(Dataset extract):
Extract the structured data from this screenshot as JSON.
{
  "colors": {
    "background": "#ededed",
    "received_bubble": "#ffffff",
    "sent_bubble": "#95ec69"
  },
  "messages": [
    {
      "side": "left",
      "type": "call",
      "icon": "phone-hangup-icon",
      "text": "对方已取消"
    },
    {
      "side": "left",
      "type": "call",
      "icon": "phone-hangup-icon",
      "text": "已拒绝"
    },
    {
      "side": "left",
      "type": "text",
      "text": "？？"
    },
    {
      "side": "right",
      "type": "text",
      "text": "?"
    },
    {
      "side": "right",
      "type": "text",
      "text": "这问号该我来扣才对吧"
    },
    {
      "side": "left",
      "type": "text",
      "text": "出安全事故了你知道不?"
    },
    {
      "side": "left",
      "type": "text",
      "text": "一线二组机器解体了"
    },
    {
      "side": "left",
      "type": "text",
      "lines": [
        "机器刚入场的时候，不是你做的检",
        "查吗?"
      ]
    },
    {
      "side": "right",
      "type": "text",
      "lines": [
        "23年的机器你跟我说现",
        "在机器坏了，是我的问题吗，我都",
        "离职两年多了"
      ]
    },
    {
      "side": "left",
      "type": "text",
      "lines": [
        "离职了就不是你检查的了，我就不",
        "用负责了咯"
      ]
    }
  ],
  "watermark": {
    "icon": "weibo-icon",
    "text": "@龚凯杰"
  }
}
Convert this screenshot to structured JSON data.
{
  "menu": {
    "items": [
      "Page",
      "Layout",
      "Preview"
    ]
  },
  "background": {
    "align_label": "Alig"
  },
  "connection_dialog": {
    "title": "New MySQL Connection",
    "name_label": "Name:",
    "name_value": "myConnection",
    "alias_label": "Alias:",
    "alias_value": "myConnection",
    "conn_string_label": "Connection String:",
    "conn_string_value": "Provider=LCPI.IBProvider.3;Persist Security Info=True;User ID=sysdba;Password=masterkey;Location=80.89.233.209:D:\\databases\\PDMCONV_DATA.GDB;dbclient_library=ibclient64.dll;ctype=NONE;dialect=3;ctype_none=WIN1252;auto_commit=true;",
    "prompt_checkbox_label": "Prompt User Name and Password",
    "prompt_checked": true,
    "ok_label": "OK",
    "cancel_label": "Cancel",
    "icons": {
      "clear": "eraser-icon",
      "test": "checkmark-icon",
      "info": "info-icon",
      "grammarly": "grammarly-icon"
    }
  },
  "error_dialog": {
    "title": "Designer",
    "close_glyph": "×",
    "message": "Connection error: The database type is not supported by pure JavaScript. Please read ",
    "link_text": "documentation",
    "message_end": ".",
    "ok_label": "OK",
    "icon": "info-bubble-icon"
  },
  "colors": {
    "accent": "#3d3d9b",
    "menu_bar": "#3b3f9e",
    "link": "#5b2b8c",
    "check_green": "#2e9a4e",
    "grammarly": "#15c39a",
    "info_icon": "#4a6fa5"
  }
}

(Task instructions): Word for word, quote all of the data above.

(Response to this task):
Extract the structured data from this screenshot as JSON.
{
  "colors": {
    "background": "#ededed",
    "received_bubble": "#ffffff",
    "sent_bubble": "#95ec69"
  },
  "messages": [
    {
      "side": "left",
      "type": "call",
      "icon": "phone-hangup-icon",
      "text": "对方已取消"
    },
    {
      "side": "left",
      "type": "call",
      "icon": "phone-hangup-icon",
      "text": "已拒绝"
    },
    {
      "side": "left",
      "type": "text",
      "text": "？？"
    },
    {
      "side": "right",
      "type": "text",
      "text": "?"
    },
    {
      "side": "right",
      "type": "text",
      "text": "这问号该我来扣才对吧"
    },
    {
      "side": "left",
      "type": "text",
      "text": "出安全事故了你知道不?"
    },
    {
      "side": "left",
      "type": "text",
      "text": "一线二组机器解体了"
    },
    {
      "side": "left",
      "type": "text",
      "lines": [
        "机器刚入场的时候，不是你做的检",
        "查吗?"
      ]
    },
    {
      "side": "right",
      "type": "text",
      "lines": [
        "23年的机器你跟我说现",
        "在机器坏了，是我的问题吗，我都",
        "离职两年多了"
      ]
    },
    {
      "side": "left",
      "type": "text",
      "lines": [
        "离职了就不是你检查的了，我就不",
        "用负责了咯"
      ]
    }
  ],
  "watermark": {
    "icon": "weibo-icon",
    "text": "@龚凯杰"
  }
}
Convert this screenshot to structured JSON data.
{
  "menu": {
    "items": [
      "Page",
      "Layout",
      "Preview"
    ]
  },
  "background": {
    "align_label": "Alig"
  },
  "connection_dialog": {
    "title": "New MySQL Connection",
    "name_label": "Name:",
    "name_value": "myConnection",
    "alias_label": "Alias:",
    "alias_value": "myConnection",
    "conn_string_label": "Connection String:",
    "conn_string_value": "Provider=LCPI.IBProvider.3;Persist Security Info=True;User ID=sysdba;Password=masterkey;Location=80.89.233.209:D:\\databases\\PDMCONV_DATA.GDB;dbclient_library=ibclient64.dll;ctype=NONE;dialect=3;ctype_none=WIN1252;auto_commit=true;",
    "prompt_checkbox_label": "Prompt User Name and Password",
    "prompt_checked": true,
    "ok_label": "OK",
    "cancel_label": "Cancel",
    "icons": {
      "clear": "eraser-icon",
      "test": "checkmark-icon",
      "info": "info-icon",
      "grammarly": "grammarly-icon"
    }
  },
  "error_dialog": {
    "title": "Designer",
    "close_glyph": "×",
    "message": "Connection error: The database type is not supported by pure JavaScript. Please read ",
    "link_text": "documentation",
    "message_end": ".",
    "ok_label": "OK",
    "icon": "info-bubble-icon"
  },
  "colors": {
    "accent": "#3d3d9b",
    "menu_bar": "#3b3f9e",
    "link": "#5b2b8c",
    "check_green": "#2e9a4e",
    "grammarly": "#15c39a",
    "info_icon": "#4a6fa5"
  }
}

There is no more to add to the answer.